Here are some entries; quote each one exactly.

--- Start of Task input ---

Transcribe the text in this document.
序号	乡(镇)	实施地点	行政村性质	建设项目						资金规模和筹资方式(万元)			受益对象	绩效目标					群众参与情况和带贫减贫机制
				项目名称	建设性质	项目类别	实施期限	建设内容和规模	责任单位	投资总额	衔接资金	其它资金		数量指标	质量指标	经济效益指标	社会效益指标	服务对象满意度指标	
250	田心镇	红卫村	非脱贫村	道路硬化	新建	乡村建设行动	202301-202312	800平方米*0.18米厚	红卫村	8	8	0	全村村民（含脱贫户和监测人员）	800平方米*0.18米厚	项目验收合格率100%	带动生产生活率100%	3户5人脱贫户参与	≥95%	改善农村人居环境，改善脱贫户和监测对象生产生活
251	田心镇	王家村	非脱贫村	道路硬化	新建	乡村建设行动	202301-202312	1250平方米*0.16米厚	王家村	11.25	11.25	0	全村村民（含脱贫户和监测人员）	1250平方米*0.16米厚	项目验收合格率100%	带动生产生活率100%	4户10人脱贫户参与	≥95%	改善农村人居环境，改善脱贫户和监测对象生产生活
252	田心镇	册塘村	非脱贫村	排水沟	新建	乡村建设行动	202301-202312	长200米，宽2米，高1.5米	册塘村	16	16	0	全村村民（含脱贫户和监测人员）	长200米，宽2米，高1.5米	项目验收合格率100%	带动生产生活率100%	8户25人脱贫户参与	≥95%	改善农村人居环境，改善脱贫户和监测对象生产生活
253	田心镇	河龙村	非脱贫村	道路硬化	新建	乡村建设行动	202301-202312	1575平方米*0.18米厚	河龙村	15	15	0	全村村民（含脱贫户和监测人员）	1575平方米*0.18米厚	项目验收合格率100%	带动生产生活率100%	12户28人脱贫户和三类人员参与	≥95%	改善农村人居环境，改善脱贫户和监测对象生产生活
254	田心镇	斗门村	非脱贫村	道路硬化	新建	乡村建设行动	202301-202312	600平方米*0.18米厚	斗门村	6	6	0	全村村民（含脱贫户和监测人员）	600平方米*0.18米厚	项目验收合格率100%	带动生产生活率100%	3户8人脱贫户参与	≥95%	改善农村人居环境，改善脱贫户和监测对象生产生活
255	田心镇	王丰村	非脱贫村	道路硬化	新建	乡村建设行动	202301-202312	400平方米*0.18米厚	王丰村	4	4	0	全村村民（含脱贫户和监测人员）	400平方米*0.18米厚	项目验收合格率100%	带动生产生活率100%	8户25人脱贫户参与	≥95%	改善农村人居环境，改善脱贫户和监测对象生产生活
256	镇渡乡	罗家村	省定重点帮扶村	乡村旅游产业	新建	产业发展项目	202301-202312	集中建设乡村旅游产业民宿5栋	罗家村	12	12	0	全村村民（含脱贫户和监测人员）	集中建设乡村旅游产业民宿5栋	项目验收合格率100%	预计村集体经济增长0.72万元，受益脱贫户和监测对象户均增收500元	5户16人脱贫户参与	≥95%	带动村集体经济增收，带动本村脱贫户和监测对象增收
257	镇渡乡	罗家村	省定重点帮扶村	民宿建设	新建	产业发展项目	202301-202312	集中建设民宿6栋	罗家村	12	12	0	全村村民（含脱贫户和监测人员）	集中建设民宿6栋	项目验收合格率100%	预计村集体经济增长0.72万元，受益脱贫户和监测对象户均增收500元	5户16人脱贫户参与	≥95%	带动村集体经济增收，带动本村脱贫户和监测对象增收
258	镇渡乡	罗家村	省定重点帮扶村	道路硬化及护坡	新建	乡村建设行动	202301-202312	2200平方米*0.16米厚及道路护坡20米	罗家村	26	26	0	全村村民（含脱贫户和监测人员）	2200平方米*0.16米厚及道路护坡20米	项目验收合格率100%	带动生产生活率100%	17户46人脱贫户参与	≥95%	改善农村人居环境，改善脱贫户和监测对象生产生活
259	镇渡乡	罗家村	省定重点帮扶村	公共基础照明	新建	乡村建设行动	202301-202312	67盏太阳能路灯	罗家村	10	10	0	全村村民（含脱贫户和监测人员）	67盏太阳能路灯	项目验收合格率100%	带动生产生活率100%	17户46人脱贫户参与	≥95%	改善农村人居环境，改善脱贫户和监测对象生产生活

--- End of Task input ---

_Output below:_
Transcribe the text in this document.
序号	乡(镇)	实施地点	行政村性质	建设项目						资金规模和筹资方式(万元)			受益对象	绩效目标					群众参与情况和带贫减贫机制
				项目名称	建设性质	项目类别	实施期限	建设内容和规模	责任单位	投资总额	衔接资金	其它资金		数量指标	质量指标	经济效益指标	社会效益指标	服务对象满意度指标	
250	田心镇	红卫村	非脱贫村	道路硬化	新建	乡村建设行动	202301-202312	800平方米*0.18米厚	红卫村	8	8	0	全村村民（含脱贫户和监测人员）	800平方米*0.18米厚	项目验收合格率100%	带动生产生活率100%	3户5人脱贫户参与	≥95%	改善农村人居环境，改善脱贫户和监测对象生产生活
251	田心镇	王家村	非脱贫村	道路硬化	新建	乡村建设行动	202301-202312	1250平方米*0.16米厚	王家村	11.25	11.25	0	全村村民（含脱贫户和监测人员）	1250平方米*0.16米厚	项目验收合格率100%	带动生产生活率100%	4户10人脱贫户参与	≥95%	改善农村人居环境，改善脱贫户和监测对象生产生活
252	田心镇	册塘村	非脱贫村	排水沟	新建	乡村建设行动	202301-202312	长200米，宽2米，高1.5米	册塘村	16	16	0	全村村民（含脱贫户和监测人员）	长200米，宽2米，高1.5米	项目验收合格率100%	带动生产生活率100%	8户25人脱贫户参与	≥95%	改善农村人居环境，改善脱贫户和监测对象生产生活
253	田心镇	河龙村	非脱贫村	道路硬化	新建	乡村建设行动	202301-202312	1575平方米*0.18米厚	河龙村	15	15	0	全村村民（含脱贫户和监测人员）	1575平方米*0.18米厚	项目验收合格率100%	带动生产生活率100%	12户28人脱贫户和三类人员参与	≥95%	改善农村人居环境，改善脱贫户和监测对象生产生活
254	田心镇	斗门村	非脱贫村	道路硬化	新建	乡村建设行动	202301-202312	600平方米*0.18米厚	斗门村	6	6	0	全村村民（含脱贫户和监测人员）	600平方米*0.18米厚	项目验收合格率100%	带动生产生活率100%	3户8人脱贫户参与	≥95%	改善农村人居环境，改善脱贫户和监测对象生产生活
255	田心镇	王丰村	非脱贫村	道路硬化	新建	乡村建设行动	202301-202312	400平方米*0.18米厚	王丰村	4	4	0	全村村民（含脱贫户和监测人员）	400平方米*0.18米厚	项目验收合格率100%	带动生产生活率100%	8户25人脱贫户参与	≥95%	改善农村人居环境，改善脱贫户和监测对象生产生活
256	镇渡乡	罗家村	省定重点帮扶村	乡村旅游产业	新建	产业发展项目	202301-202312	集中建设乡村旅游产业民宿5栋	罗家村	12	12	0	全村村民（含脱贫户和监测人员）	集中建设乡村旅游产业民宿5栋	项目验收合格率100%	预计村集体经济增长0.72万元，受益脱贫户和监测对象户均增收500元	5户16人脱贫户参与	≥95%	带动村集体经济增收，带动本村脱贫户和监测对象增收
257	镇渡乡	罗家村	省定重点帮扶村	民宿建设	新建	产业发展项目	202301-202312	集中建设民宿6栋	罗家村	12	12	0	全村村民（含脱贫户和监测人员）	集中建设民宿6栋	项目验收合格率100%	预计村集体经济增长0.72万元，受益脱贫户和监测对象户均增收500元	5户16人脱贫户参与	≥95%	带动村集体经济增收，带动本村脱贫户和监测对象增收
258	镇渡乡	罗家村	省定重点帮扶村	道路硬化及护坡	新建	乡村建设行动	202301-202312	2200平方米*0.16米厚及道路护坡20米	罗家村	26	26	0	全村村民（含脱贫户和监测人员）	2200平方米*0.16米厚及道路护坡20米	项目验收合格率100%	带动生产生活率100%	17户46人脱贫户参与	≥95%	改善农村人居环境，改善脱贫户和监测对象生产生活
259	镇渡乡	罗家村	省定重点帮扶村	公共基础照明	新建	乡村建设行动	202301-202312	67盏太阳能路灯	罗家村	10	10	0	全村村民（含脱贫户和监测人员）	67盏太阳能路灯	项目验收合格率100%	带动生产生活率100%	17户46人脱贫户参与	≥95%	改善农村人居环境，改善脱贫户和监测对象生产生活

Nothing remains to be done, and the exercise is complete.